Dataset entries on figures:
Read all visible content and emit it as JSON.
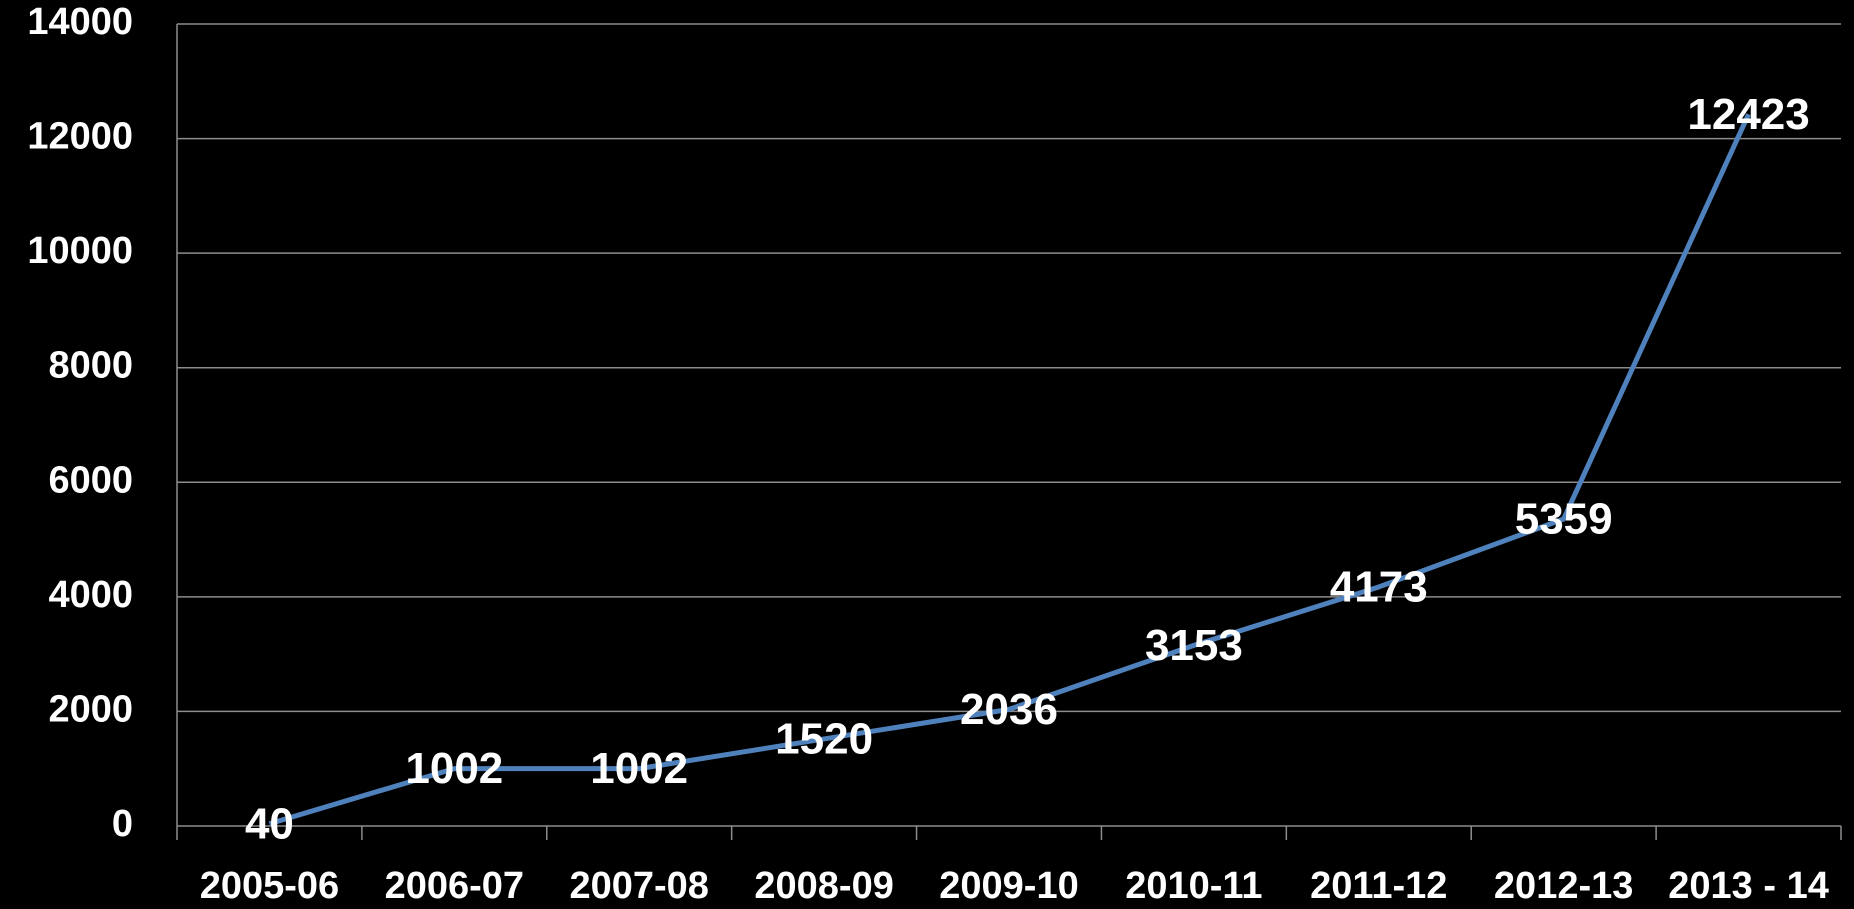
{
  "chart_data": {
    "type": "line",
    "categories": [
      "2005-06",
      "2006-07",
      "2007-08",
      "2008-09",
      "2009-10",
      "2010-11",
      "2011-12",
      "2012-13",
      "2013 - 14"
    ],
    "values": [
      40,
      1002,
      1002,
      1520,
      2036,
      3153,
      4173,
      5359,
      12423
    ],
    "color": "#4f81bd",
    "ylim": [
      0,
      14000
    ],
    "yticks": [
      0,
      2000,
      4000,
      6000,
      8000,
      10000,
      12000,
      14000
    ],
    "grid": true
  }
}
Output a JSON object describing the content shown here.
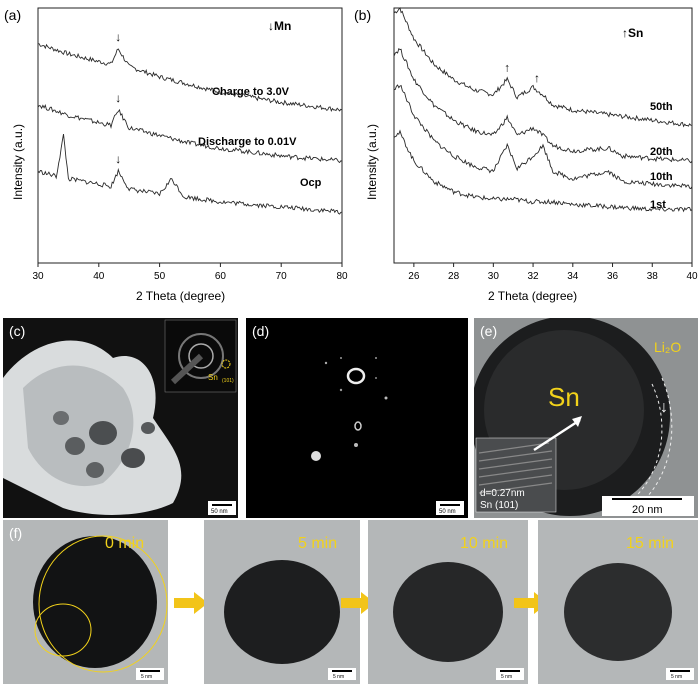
{
  "panel_a": {
    "letter": "(a)",
    "legend": "↓Mn",
    "chart_data": {
      "type": "line",
      "xlabel": "2 Theta (degree)",
      "ylabel": "Intensity (a.u.)",
      "xlim": [
        30,
        80
      ],
      "x_ticks": [
        "30",
        "40",
        "50",
        "60",
        "70",
        "80"
      ],
      "series": [
        {
          "name": "Charge to 3.0V",
          "x": [
            30,
            35,
            40,
            42,
            43.2,
            45,
            50,
            55,
            60,
            70,
            80
          ],
          "y": [
            0.86,
            0.82,
            0.79,
            0.78,
            0.84,
            0.77,
            0.73,
            0.7,
            0.67,
            0.63,
            0.6
          ]
        },
        {
          "name": "Discharge to 0.01V",
          "x": [
            30,
            35,
            40,
            42,
            43.2,
            45,
            50,
            55,
            60,
            70,
            80
          ],
          "y": [
            0.62,
            0.58,
            0.55,
            0.54,
            0.6,
            0.53,
            0.5,
            0.47,
            0.45,
            0.42,
            0.4
          ]
        },
        {
          "name": "Ocp",
          "x": [
            30,
            33,
            34.2,
            35,
            40,
            42,
            43.2,
            45,
            50,
            52,
            54,
            60,
            70,
            80
          ],
          "y": [
            0.36,
            0.34,
            0.5,
            0.33,
            0.31,
            0.3,
            0.36,
            0.29,
            0.27,
            0.33,
            0.26,
            0.24,
            0.22,
            0.2
          ]
        }
      ],
      "markers": [
        {
          "x": 43.2,
          "symbol": "↓"
        }
      ]
    }
  },
  "panel_b": {
    "letter": "(b)",
    "legend": "↑Sn",
    "chart_data": {
      "type": "line",
      "xlabel": "2 Theta (degree)",
      "ylabel": "Intensity (a.u.)",
      "xlim": [
        25,
        40
      ],
      "x_ticks": [
        "26",
        "28",
        "30",
        "32",
        "34",
        "36",
        "38",
        "40"
      ],
      "series": [
        {
          "name": "50th",
          "x": [
            25,
            25.3,
            26,
            27,
            28,
            29,
            30,
            30.7,
            31.2,
            32,
            32.5,
            33,
            34,
            36,
            38,
            40
          ],
          "y": [
            0.98,
            1.0,
            0.88,
            0.78,
            0.72,
            0.68,
            0.66,
            0.72,
            0.65,
            0.69,
            0.66,
            0.62,
            0.6,
            0.58,
            0.56,
            0.54
          ]
        },
        {
          "name": "20th",
          "x": [
            25,
            25.3,
            26,
            27,
            28,
            29,
            30,
            30.7,
            31.2,
            32,
            32.5,
            33,
            34,
            35.8,
            36.5,
            38,
            40
          ],
          "y": [
            0.82,
            0.84,
            0.72,
            0.62,
            0.56,
            0.52,
            0.5,
            0.57,
            0.5,
            0.53,
            0.5,
            0.46,
            0.44,
            0.45,
            0.42,
            0.41,
            0.4
          ]
        },
        {
          "name": "10th",
          "x": [
            25,
            25.3,
            26,
            27,
            28,
            29,
            30,
            30.7,
            31.2,
            32,
            32.5,
            33,
            34,
            35.8,
            36.5,
            38,
            40
          ],
          "y": [
            0.68,
            0.7,
            0.58,
            0.48,
            0.42,
            0.38,
            0.36,
            0.46,
            0.37,
            0.42,
            0.46,
            0.36,
            0.33,
            0.36,
            0.32,
            0.31,
            0.3
          ]
        },
        {
          "name": "1st",
          "x": [
            25,
            25.3,
            26,
            27,
            28,
            29,
            30,
            31,
            32,
            33,
            34,
            36,
            38,
            40
          ],
          "y": [
            0.5,
            0.51,
            0.4,
            0.32,
            0.28,
            0.26,
            0.25,
            0.25,
            0.24,
            0.24,
            0.23,
            0.22,
            0.21,
            0.21
          ]
        }
      ],
      "markers": [
        {
          "x": 30.7,
          "symbol": "↑"
        },
        {
          "x": 32.2,
          "symbol": "↑"
        }
      ]
    }
  },
  "panel_c": {
    "letter": "(c)",
    "inset_label": "Sn",
    "inset_sub": "(101)",
    "scale": "50 nm"
  },
  "panel_d": {
    "letter": "(d)",
    "scale": "50 nm"
  },
  "panel_e": {
    "letter": "(e)",
    "label_sn": "Sn",
    "label_li2o": "Li₂O",
    "d_spacing": "d=0.27nm",
    "plane": "Sn (101)",
    "scale": "20 nm"
  },
  "panel_f": {
    "letter": "(f)",
    "frames": [
      {
        "time": "0 min",
        "scale": "5 nm"
      },
      {
        "time": "5 min",
        "scale": "5 nm"
      },
      {
        "time": "10 min",
        "scale": "5 nm"
      },
      {
        "time": "15 min",
        "scale": "5 nm"
      }
    ]
  },
  "colors": {
    "accent_yellow": "#f2d21b",
    "plot_line": "#2a2a2a"
  }
}
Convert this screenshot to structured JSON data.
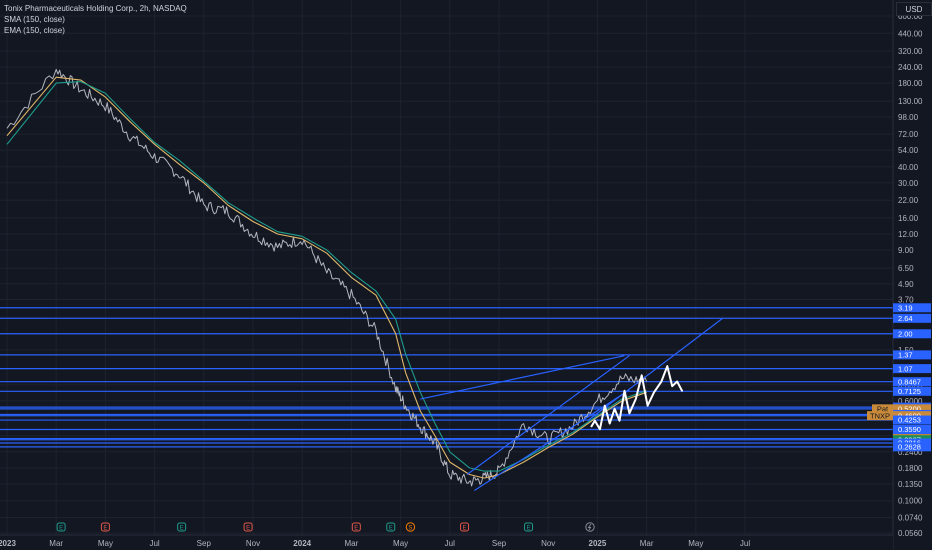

GIVEN REQUEST:
Copy the lines from the entries above in which the word "time" appears.

ANSWER TO THE TASK:
        "time": "0 min",
        "time": "5 min",
        "time": "10 min",
        "time": "15 min",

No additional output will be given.